#### What to do
Print all the records exactly, please.

#### Given data
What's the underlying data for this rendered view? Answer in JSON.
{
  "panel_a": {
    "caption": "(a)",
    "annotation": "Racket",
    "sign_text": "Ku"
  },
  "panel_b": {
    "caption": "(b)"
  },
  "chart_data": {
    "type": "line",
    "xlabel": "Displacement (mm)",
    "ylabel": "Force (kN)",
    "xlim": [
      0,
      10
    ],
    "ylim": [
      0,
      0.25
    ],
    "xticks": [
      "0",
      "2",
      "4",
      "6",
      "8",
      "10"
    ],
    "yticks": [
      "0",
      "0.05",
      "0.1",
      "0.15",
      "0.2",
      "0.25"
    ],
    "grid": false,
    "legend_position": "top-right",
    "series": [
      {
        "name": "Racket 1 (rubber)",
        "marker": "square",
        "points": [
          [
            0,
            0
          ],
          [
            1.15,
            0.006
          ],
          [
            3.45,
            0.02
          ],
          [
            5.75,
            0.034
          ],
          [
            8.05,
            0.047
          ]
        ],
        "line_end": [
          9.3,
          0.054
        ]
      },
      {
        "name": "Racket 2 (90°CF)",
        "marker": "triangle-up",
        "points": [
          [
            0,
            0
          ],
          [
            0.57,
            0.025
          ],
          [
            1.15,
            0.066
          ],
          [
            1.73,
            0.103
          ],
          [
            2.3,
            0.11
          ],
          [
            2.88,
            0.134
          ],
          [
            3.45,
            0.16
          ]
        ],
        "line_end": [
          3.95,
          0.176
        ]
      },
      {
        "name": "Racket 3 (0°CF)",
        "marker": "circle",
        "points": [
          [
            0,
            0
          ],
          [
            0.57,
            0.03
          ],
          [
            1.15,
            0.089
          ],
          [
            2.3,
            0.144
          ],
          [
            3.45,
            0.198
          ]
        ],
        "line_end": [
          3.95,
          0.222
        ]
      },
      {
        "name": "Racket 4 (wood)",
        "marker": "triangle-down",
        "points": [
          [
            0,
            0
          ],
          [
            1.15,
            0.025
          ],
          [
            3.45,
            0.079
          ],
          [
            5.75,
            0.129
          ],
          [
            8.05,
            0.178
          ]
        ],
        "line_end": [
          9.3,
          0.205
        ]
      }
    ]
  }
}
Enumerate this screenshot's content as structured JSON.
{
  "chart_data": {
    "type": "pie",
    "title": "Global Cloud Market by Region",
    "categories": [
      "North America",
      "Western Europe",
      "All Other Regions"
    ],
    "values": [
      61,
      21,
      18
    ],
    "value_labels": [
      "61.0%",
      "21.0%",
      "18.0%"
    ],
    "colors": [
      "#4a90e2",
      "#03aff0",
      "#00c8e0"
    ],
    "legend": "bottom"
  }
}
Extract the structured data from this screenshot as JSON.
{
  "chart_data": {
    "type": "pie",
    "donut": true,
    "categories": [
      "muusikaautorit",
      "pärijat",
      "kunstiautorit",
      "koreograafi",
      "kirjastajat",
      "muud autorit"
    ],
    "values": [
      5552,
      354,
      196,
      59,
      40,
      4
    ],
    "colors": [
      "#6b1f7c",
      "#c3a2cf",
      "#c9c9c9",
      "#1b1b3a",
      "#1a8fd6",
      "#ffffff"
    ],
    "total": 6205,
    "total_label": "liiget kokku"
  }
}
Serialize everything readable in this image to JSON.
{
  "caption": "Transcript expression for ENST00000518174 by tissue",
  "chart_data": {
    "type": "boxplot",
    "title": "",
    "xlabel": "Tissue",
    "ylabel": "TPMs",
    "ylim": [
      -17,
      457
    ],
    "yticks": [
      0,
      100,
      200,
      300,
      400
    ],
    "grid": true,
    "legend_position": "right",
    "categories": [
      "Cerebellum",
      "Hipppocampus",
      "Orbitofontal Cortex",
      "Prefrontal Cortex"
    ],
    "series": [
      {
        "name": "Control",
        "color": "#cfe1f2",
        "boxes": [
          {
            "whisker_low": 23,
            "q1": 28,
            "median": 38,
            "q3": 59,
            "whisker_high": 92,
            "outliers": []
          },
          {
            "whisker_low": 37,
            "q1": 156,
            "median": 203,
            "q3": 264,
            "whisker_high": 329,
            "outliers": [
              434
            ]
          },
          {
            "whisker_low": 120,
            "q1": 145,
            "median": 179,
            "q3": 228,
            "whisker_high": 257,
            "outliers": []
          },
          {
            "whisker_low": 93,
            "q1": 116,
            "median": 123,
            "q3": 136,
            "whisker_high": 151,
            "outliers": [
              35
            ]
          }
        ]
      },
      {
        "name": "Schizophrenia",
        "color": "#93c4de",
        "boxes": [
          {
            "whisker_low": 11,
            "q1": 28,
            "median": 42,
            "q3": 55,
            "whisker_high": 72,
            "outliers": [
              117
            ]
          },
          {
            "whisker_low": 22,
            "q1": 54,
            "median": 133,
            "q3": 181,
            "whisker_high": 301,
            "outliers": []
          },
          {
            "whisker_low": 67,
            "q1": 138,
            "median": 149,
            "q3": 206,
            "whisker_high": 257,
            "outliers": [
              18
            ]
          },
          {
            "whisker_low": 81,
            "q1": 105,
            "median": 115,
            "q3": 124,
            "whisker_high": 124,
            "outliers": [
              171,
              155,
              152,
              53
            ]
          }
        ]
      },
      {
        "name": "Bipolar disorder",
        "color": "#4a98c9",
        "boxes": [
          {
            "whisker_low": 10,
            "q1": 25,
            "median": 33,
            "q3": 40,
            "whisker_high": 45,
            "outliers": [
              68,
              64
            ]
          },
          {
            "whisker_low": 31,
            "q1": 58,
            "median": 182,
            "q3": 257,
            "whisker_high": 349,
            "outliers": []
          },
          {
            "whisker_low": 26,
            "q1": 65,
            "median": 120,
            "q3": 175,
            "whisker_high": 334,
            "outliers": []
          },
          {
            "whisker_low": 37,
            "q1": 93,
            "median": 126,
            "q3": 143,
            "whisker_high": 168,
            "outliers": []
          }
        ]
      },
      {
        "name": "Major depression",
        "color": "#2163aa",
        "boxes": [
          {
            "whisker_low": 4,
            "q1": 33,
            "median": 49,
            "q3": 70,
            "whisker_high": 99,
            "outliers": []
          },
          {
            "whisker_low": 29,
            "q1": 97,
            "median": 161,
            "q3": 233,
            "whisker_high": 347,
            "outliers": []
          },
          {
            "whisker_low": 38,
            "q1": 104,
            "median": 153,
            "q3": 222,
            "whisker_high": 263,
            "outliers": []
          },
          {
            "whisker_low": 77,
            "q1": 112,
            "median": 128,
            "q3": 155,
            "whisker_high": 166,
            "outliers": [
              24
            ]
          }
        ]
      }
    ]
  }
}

#### Written response
What's the underlying data for this rendered view? Answer in JSON.
{
  "panel_a": {
    "caption": "(a)",
    "annotation": "Racket",
    "sign_text": "Ku"
  },
  "panel_b": {
    "caption": "(b)"
  },
  "chart_data": {
    "type": "line",
    "xlabel": "Displacement (mm)",
    "ylabel": "Force (kN)",
    "xlim": [
      0,
      10
    ],
    "ylim": [
      0,
      0.25
    ],
    "xticks": [
      "0",
      "2",
      "4",
      "6",
      "8",
      "10"
    ],
    "yticks": [
      "0",
      "0.05",
      "0.1",
      "0.15",
      "0.2",
      "0.25"
    ],
    "grid": false,
    "legend_position": "top-right",
    "series": [
      {
        "name": "Racket 1 (rubber)",
        "marker": "square",
        "points": [
          [
            0,
            0
          ],
          [
            1.15,
            0.006
          ],
          [
            3.45,
            0.02
          ],
          [
            5.75,
            0.034
          ],
          [
            8.05,
            0.047
          ]
        ],
        "line_end": [
          9.3,
          0.054
        ]
      },
      {
        "name": "Racket 2 (90°CF)",
        "marker": "triangle-up",
        "points": [
          [
            0,
            0
          ],
          [
            0.57,
            0.025
          ],
          [
            1.15,
            0.066
          ],
          [
            1.73,
            0.103
          ],
          [
            2.3,
            0.11
          ],
          [
            2.88,
            0.134
          ],
          [
            3.45,
            0.16
          ]
        ],
        "line_end": [
          3.95,
          0.176
        ]
      },
      {
        "name": "Racket 3 (0°CF)",
        "marker": "circle",
        "points": [
          [
            0,
            0
          ],
          [
            0.57,
            0.03
          ],
          [
            1.15,
            0.089
          ],
          [
            2.3,
            0.144
          ],
          [
            3.45,
            0.198
          ]
        ],
        "line_end": [
          3.95,
          0.222
        ]
      },
      {
        "name": "Racket 4 (wood)",
        "marker": "triangle-down",
        "points": [
          [
            0,
            0
          ],
          [
            1.15,
            0.025
          ],
          [
            3.45,
            0.079
          ],
          [
            5.75,
            0.129
          ],
          [
            8.05,
            0.178
          ]
        ],
        "line_end": [
          9.3,
          0.205
        ]
      }
    ]
  }
}
Enumerate this screenshot's content as structured JSON.
{
  "chart_data": {
    "type": "pie",
    "title": "Global Cloud Market by Region",
    "categories": [
      "North America",
      "Western Europe",
      "All Other Regions"
    ],
    "values": [
      61,
      21,
      18
    ],
    "value_labels": [
      "61.0%",
      "21.0%",
      "18.0%"
    ],
    "colors": [
      "#4a90e2",
      "#03aff0",
      "#00c8e0"
    ],
    "legend": "bottom"
  }
}
Extract the structured data from this screenshot as JSON.
{
  "chart_data": {
    "type": "pie",
    "donut": true,
    "categories": [
      "muusikaautorit",
      "pärijat",
      "kunstiautorit",
      "koreograafi",
      "kirjastajat",
      "muud autorit"
    ],
    "values": [
      5552,
      354,
      196,
      59,
      40,
      4
    ],
    "colors": [
      "#6b1f7c",
      "#c3a2cf",
      "#c9c9c9",
      "#1b1b3a",
      "#1a8fd6",
      "#ffffff"
    ],
    "total": 6205,
    "total_label": "liiget kokku"
  }
}
Serialize everything readable in this image to JSON.
{
  "caption": "Transcript expression for ENST00000518174 by tissue",
  "chart_data": {
    "type": "boxplot",
    "title": "",
    "xlabel": "Tissue",
    "ylabel": "TPMs",
    "ylim": [
      -17,
      457
    ],
    "yticks": [
      0,
      100,
      200,
      300,
      400
    ],
    "grid": true,
    "legend_position": "right",
    "categories": [
      "Cerebellum",
      "Hipppocampus",
      "Orbitofontal Cortex",
      "Prefrontal Cortex"
    ],
    "series": [
      {
        "name": "Control",
        "color": "#cfe1f2",
        "boxes": [
          {
            "whisker_low": 23,
            "q1": 28,
            "median": 38,
            "q3": 59,
            "whisker_high": 92,
            "outliers": []
          },
          {
            "whisker_low": 37,
            "q1": 156,
            "median": 203,
            "q3": 264,
            "whisker_high": 329,
            "outliers": [
              434
            ]
          },
          {
            "whisker_low": 120,
            "q1": 145,
            "median": 179,
            "q3": 228,
            "whisker_high": 257,
            "outliers": []
          },
          {
            "whisker_low": 93,
            "q1": 116,
            "median": 123,
            "q3": 136,
            "whisker_high": 151,
            "outliers": [
              35
            ]
          }
        ]
      },
      {
        "name": "Schizophrenia",
        "color": "#93c4de",
        "boxes": [
          {
            "whisker_low": 11,
            "q1": 28,
            "median": 42,
            "q3": 55,
            "whisker_high": 72,
            "outliers": [
              117
            ]
          },
          {
            "whisker_low": 22,
            "q1": 54,
            "median": 133,
            "q3": 181,
            "whisker_high": 301,
            "outliers": []
          },
          {
            "whisker_low": 67,
            "q1": 138,
            "median": 149,
            "q3": 206,
            "whisker_high": 257,
            "outliers": [
              18
            ]
          },
          {
            "whisker_low": 81,
            "q1": 105,
            "median": 115,
            "q3": 124,
            "whisker_high": 124,
            "outliers": [
              171,
              155,
              152,
              53
            ]
          }
        ]
      },
      {
        "name": "Bipolar disorder",
        "color": "#4a98c9",
        "boxes": [
          {
            "whisker_low": 10,
            "q1": 25,
            "median": 33,
            "q3": 40,
            "whisker_high": 45,
            "outliers": [
              68,
              64
            ]
          },
          {
            "whisker_low": 31,
            "q1": 58,
            "median": 182,
            "q3": 257,
            "whisker_high": 349,
            "outliers": []
          },
          {
            "whisker_low": 26,
            "q1": 65,
            "median": 120,
            "q3": 175,
            "whisker_high": 334,
            "outliers": []
          },
          {
            "whisker_low": 37,
            "q1": 93,
            "median": 126,
            "q3": 143,
            "whisker_high": 168,
            "outliers": []
          }
        ]
      },
      {
        "name": "Major depression",
        "color": "#2163aa",
        "boxes": [
          {
            "whisker_low": 4,
            "q1": 33,
            "median": 49,
            "q3": 70,
            "whisker_high": 99,
            "outliers": []
          },
          {
            "whisker_low": 29,
            "q1": 97,
            "median": 161,
            "q3": 233,
            "whisker_high": 347,
            "outliers": []
          },
          {
            "whisker_low": 38,
            "q1": 104,
            "median": 153,
            "q3": 222,
            "whisker_high": 263,
            "outliers": []
          },
          {
            "whisker_low": 77,
            "q1": 112,
            "median": 128,
            "q3": 155,
            "whisker_high": 166,
            "outliers": [
              24
            ]
          }
        ]
      }
    ]
  }
}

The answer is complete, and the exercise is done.